Combining the information available to it as a regulator with information from other regulators and publicly available information on the size of down payments, negative amortization loans, teasers rates etc., the Fed would then have been able to assess the risk it was running when it continued to set policies assuming that there was no bubble in real estate prices. It would have been in a position to foresee some of the implication of a future end to house price appreciation for mortgage defaults, losses given default, the mortgage market, the housing market, the real economy, as well as on financial instruments, markets and institutions. It would have been able to recognize the possibility of a self-reinforcing downward pressure on the prices of housing and housing-related assets that would have manifested themselves if price appreciation faltered for any reason.
If the Fed had performed the analysis, it would have discovered at least some of the growing fault lines running through the housing market and the financial system. Enough relevant information was available to the Fed to set off policy alarm bells. If the Fed had done this research, it would not have been surprised by the crisis. Had the Fed performed the analysis, it is likely that monetary and or regulatory policies would have been different than they were.
In short, history supports the argument that the Fed decided that the probability of the existence of a real estate price bubble was less than the probability of no price bubble and that it never assessed the costs to society that would arise if it continued to set policy predicated on sustainable real estate prices when in fact there was a price bubble. As a result, it incorrectly estimated the expected pay-off to maintaining policy stances that assumed no real estate bubble existed as well as underestimating the risks associated with those policy stances.
Back to the Boston Fed paper, the absence of an analytic “solution” to the question “Is there an asset price bubble?” is largely irrelevant in assessing the Fed’s role prior to the crisis. The Fed failed to ask the correct questions. There were other perspectives and tools available. The Fed did not exhaust them.
Policymakers must be prepared to act when formal economics gives little or no guidance. To do that, policymakers must be willing to make decisions despite the limitations of economics, to use types of information that economists do not use or do not have access to, have the courage to act despite incomplete information and in the presence of risk and Knightian certainty. Policymakers must not assume certainty when there is none. Agnosticism and policymaking do not mix. Policymakers do not have the option of sitting on their hands, hoping for the best while trying to avoiding reputational or political risk. Policymakers cannot escape responsibility for economic underperformance, simply because economics doesn’t provide a simple unambiguous policy rule.

Dataset content:
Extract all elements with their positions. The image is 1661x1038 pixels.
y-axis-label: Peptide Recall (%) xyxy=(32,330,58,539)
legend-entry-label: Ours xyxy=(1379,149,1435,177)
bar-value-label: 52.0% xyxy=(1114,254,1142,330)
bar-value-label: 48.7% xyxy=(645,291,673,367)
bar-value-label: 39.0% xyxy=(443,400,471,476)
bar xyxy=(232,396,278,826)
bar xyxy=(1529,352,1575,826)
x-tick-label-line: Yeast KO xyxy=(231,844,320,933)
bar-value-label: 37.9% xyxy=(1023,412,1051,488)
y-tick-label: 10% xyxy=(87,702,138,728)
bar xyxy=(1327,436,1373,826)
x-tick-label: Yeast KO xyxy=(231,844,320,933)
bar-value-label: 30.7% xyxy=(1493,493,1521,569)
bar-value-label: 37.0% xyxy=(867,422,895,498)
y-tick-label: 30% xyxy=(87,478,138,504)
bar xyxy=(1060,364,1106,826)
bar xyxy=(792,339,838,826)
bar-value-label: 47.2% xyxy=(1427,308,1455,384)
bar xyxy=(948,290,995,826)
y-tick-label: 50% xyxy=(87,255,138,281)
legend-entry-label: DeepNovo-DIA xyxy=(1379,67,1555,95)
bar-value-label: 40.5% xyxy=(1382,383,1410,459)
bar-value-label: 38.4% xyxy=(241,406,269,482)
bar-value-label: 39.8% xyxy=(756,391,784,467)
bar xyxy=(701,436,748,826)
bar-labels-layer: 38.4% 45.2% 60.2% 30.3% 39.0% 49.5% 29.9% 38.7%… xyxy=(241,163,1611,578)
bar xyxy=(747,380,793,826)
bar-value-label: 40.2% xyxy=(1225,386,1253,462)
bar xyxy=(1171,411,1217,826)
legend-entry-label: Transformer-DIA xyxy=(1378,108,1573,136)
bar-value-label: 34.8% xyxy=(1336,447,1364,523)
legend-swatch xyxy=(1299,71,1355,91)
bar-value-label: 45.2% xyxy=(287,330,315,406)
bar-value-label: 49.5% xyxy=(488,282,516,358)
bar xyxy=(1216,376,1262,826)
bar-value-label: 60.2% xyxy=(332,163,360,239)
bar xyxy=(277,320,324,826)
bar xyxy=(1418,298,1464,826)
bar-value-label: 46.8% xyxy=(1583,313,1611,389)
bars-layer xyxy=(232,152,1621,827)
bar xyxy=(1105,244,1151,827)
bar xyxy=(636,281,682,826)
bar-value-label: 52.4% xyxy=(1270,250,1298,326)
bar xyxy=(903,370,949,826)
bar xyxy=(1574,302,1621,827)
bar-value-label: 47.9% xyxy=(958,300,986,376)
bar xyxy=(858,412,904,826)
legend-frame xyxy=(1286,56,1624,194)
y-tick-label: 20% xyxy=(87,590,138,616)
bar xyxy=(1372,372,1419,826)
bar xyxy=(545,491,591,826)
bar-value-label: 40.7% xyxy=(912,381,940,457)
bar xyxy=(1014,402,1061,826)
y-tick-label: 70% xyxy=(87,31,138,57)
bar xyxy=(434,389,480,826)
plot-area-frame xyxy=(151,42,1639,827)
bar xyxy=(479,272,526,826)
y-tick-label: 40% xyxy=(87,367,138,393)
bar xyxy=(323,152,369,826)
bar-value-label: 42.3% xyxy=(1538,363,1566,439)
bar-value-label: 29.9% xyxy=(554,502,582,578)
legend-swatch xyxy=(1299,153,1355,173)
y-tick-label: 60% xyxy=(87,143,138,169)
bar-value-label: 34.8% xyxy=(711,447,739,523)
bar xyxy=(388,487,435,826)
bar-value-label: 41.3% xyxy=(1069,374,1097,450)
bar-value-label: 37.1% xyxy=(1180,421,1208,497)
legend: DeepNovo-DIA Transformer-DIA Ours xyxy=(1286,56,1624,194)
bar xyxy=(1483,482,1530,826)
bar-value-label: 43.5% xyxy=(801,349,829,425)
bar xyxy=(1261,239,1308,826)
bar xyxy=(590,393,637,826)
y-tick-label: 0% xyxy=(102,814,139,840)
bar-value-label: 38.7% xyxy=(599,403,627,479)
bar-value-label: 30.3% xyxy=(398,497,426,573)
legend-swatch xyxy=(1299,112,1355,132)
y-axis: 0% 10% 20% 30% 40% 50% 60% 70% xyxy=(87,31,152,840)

Goal of the exercise: Rewrite the stretch from "If the Fed had performed" through "than they were." in the passage on the Fed and the housing bubble, changing "fault lines" to "weak points".

Your solution:
If the Fed had performed the analysis, it would have discovered at least some of the growing weak points running through the housing market and the financial system. Enough relevant information was available to the Fed to set off policy alarm bells. If the Fed had done this research, it would not have been surprised by the crisis. Had the Fed performed the analysis, it is likely that monetary and or regulatory policies would have been different than they were.